- _TO BE DONE_
In the entries below, find the lines with the word "abutment" and copy them.

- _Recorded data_
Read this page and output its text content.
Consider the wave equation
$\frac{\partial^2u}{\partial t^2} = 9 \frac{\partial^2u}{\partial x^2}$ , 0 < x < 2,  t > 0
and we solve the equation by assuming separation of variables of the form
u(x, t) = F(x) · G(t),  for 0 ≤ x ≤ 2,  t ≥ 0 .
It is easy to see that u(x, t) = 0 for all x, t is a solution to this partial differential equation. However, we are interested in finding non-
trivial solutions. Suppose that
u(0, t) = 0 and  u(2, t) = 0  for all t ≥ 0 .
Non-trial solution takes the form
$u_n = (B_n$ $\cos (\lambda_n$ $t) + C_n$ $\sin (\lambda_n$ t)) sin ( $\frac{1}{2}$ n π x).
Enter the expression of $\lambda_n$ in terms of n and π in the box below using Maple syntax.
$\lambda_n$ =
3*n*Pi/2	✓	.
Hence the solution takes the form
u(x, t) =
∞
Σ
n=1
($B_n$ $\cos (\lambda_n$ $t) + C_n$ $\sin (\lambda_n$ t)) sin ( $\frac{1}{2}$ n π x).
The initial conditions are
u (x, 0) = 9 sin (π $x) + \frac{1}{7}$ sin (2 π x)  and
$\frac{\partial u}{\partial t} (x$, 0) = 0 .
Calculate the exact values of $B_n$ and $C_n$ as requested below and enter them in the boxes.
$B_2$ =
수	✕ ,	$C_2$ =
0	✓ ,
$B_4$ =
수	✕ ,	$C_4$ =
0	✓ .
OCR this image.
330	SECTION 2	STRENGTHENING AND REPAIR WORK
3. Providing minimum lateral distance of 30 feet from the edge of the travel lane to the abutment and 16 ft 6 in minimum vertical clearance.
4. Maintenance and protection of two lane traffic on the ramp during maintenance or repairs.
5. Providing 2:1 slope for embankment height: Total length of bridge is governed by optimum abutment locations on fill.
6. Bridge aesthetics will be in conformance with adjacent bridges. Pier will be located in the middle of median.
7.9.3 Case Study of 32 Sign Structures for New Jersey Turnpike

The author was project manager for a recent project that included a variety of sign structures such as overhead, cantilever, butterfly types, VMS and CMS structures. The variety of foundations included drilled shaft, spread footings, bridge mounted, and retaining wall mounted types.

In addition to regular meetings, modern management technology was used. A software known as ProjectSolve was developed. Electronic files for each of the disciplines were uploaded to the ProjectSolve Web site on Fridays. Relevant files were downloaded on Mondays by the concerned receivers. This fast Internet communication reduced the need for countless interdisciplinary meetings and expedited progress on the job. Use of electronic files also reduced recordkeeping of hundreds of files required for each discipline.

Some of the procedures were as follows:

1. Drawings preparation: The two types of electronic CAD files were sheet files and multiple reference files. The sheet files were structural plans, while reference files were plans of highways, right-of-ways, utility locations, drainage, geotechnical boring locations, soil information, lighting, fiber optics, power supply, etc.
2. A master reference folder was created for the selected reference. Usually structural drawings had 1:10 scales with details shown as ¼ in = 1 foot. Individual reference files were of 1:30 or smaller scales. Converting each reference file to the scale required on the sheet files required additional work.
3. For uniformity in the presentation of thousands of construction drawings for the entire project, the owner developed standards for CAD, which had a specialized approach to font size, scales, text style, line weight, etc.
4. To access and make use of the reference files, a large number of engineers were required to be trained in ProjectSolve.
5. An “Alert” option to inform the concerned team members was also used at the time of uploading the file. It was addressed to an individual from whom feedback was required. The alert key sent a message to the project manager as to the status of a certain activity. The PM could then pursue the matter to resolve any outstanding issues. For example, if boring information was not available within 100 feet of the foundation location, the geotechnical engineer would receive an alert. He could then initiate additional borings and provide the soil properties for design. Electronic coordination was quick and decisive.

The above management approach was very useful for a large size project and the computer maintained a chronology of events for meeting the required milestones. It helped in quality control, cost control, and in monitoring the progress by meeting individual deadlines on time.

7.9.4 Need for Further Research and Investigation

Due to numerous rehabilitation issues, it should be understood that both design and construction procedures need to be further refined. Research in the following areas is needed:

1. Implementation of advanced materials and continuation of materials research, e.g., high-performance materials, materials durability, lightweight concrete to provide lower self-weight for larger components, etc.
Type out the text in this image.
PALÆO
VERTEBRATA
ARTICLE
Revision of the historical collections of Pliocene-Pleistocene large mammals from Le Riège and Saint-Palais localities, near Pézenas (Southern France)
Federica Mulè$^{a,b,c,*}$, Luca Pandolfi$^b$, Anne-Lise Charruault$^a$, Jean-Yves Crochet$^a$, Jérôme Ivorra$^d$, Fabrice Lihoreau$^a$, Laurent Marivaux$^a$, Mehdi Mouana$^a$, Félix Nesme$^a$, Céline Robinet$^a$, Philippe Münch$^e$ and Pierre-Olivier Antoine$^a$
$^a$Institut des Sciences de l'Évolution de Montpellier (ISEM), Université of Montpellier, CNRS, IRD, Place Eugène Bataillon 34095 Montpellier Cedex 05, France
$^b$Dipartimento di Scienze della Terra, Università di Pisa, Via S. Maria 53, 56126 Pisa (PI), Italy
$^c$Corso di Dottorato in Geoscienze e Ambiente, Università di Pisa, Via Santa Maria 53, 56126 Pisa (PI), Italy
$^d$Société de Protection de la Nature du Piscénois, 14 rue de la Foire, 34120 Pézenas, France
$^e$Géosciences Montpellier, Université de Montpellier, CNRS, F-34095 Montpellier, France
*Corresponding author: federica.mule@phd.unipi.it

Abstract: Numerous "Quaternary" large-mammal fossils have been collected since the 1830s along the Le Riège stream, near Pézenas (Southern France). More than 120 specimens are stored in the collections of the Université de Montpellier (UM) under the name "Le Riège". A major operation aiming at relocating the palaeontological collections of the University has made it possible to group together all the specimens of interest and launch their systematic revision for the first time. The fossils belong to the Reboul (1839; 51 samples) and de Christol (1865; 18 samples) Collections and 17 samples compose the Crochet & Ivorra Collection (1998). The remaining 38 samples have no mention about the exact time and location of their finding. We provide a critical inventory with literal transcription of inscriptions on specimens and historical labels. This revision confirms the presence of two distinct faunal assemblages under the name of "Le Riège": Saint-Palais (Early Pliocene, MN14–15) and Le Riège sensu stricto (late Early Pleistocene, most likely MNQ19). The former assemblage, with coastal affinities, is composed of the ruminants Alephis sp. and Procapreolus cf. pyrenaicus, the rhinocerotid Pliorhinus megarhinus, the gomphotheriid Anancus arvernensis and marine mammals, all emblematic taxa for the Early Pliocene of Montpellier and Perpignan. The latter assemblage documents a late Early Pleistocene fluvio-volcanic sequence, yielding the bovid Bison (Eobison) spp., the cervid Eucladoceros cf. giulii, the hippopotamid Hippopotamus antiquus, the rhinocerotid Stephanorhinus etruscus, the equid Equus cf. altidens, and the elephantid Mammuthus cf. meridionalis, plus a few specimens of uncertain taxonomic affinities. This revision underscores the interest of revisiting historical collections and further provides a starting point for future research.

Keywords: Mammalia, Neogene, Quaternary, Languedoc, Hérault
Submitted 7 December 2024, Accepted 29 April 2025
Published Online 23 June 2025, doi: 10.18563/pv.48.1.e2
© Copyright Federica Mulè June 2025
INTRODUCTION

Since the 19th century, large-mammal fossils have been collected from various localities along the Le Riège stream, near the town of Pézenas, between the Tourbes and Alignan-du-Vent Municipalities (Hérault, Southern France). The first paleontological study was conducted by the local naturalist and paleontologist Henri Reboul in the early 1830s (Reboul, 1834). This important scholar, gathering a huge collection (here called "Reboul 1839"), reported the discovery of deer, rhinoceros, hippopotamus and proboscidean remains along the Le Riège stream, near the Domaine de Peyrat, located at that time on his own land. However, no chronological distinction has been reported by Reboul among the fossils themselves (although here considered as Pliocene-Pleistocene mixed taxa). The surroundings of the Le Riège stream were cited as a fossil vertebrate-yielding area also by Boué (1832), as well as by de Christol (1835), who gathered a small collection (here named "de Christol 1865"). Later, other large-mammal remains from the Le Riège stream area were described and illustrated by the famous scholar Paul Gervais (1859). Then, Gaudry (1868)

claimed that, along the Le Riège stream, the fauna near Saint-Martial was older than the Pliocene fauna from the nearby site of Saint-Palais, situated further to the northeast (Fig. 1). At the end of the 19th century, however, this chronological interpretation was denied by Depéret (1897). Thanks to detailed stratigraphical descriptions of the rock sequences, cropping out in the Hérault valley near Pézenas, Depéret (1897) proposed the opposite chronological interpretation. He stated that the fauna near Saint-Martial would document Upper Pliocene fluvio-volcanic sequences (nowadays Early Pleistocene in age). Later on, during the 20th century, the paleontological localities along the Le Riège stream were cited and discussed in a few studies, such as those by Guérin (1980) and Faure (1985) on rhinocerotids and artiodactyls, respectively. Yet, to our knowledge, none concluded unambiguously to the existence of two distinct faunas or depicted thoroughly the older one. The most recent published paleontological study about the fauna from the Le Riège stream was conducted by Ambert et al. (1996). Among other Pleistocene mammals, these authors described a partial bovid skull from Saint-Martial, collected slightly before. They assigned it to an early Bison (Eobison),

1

- _EXERCISE RESPONSE_
3. Providing minimum lateral distance of 30 feet from the edge of the travel lane to the abutment and 16 ft 6 in minimum vertical clearance.
5. Providing 2:1 slope for embankment height: Total length of bridge is governed by optimum abutment locations on fill.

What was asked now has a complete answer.